Saved entries:
╭──

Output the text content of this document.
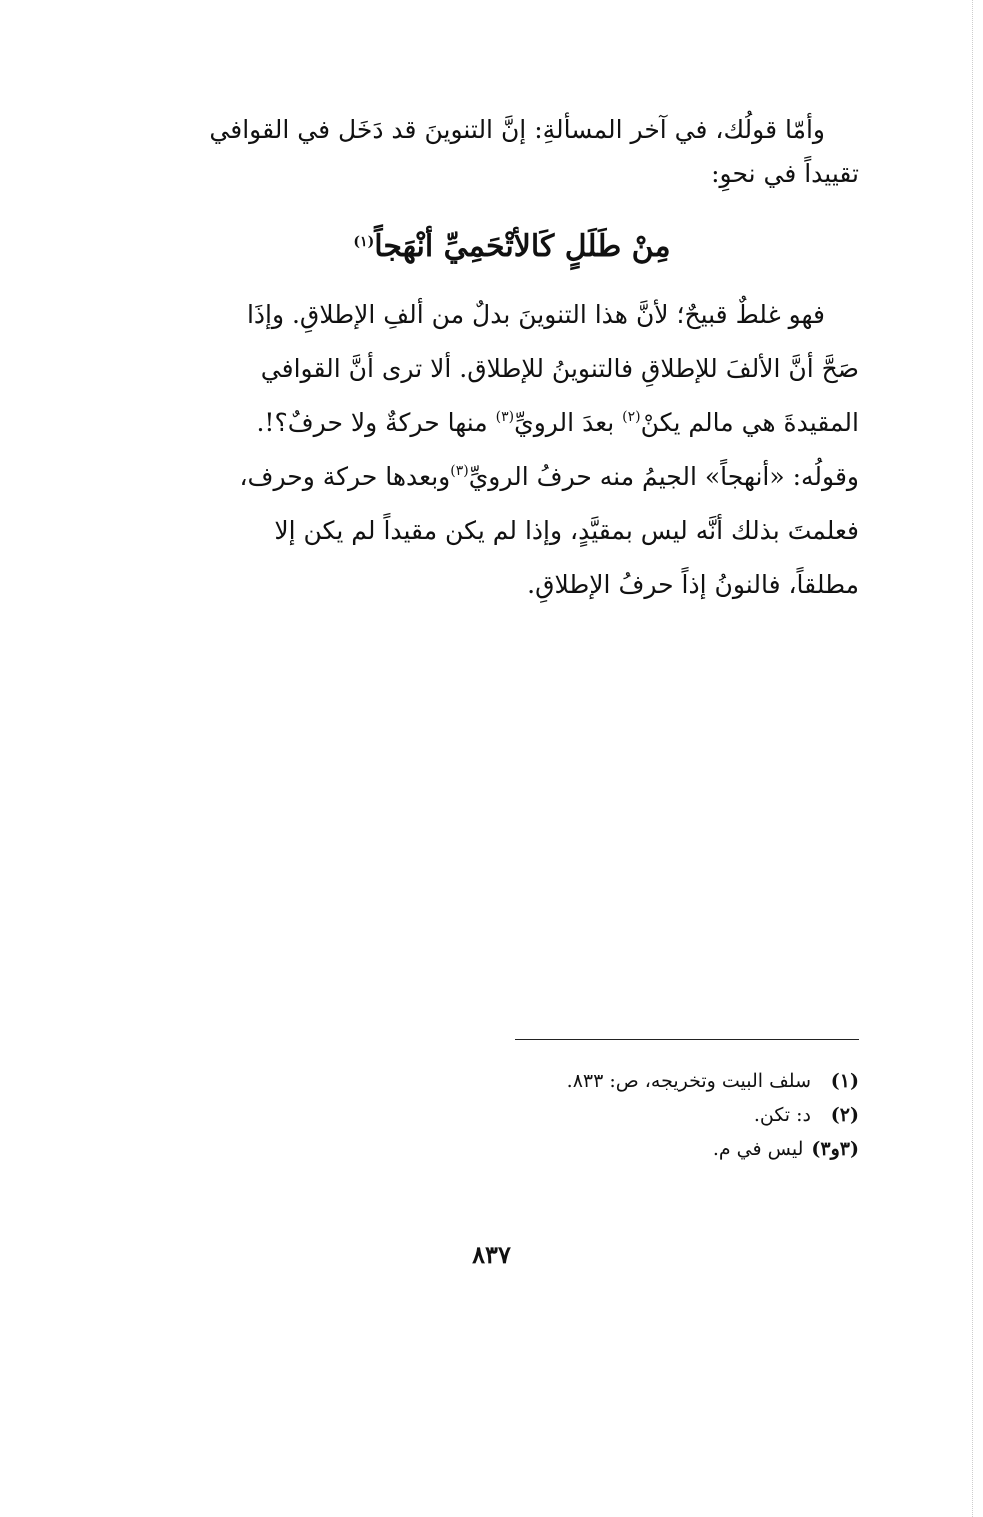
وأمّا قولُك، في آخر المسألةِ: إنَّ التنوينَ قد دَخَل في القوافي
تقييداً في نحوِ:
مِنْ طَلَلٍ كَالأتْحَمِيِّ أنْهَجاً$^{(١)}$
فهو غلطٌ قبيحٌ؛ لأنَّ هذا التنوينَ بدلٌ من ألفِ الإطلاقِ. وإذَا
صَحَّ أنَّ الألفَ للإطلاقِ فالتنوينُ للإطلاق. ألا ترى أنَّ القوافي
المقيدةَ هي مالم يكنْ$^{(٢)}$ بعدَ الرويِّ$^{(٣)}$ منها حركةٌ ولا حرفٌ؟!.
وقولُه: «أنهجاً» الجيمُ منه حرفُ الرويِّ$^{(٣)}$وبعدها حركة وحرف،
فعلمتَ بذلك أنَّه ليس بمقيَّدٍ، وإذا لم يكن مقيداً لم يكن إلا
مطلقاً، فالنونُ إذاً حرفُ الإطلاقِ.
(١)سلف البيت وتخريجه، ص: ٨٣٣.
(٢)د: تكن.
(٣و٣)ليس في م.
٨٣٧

╰──

● REQUIRED WORK:
Retype every record above exactly as written, but leave out the pictures.

● FULL RESPONSE:
Output the text content of this document.
وأمّا قولُك، في آخر المسألةِ: إنَّ التنوينَ قد دَخَل في القوافي
تقييداً في نحوِ:
مِنْ طَلَلٍ كَالأتْحَمِيِّ أنْهَجاً$^{(١)}$
فهو غلطٌ قبيحٌ؛ لأنَّ هذا التنوينَ بدلٌ من ألفِ الإطلاقِ. وإذَا
صَحَّ أنَّ الألفَ للإطلاقِ فالتنوينُ للإطلاق. ألا ترى أنَّ القوافي
المقيدةَ هي مالم يكنْ$^{(٢)}$ بعدَ الرويِّ$^{(٣)}$ منها حركةٌ ولا حرفٌ؟!.
وقولُه: «أنهجاً» الجيمُ منه حرفُ الرويِّ$^{(٣)}$وبعدها حركة وحرف،
فعلمتَ بذلك أنَّه ليس بمقيَّدٍ، وإذا لم يكن مقيداً لم يكن إلا
مطلقاً، فالنونُ إذاً حرفُ الإطلاقِ.
(١)سلف البيت وتخريجه، ص: ٨٣٣.
(٢)د: تكن.
(٣و٣)ليس في م.
٨٣٧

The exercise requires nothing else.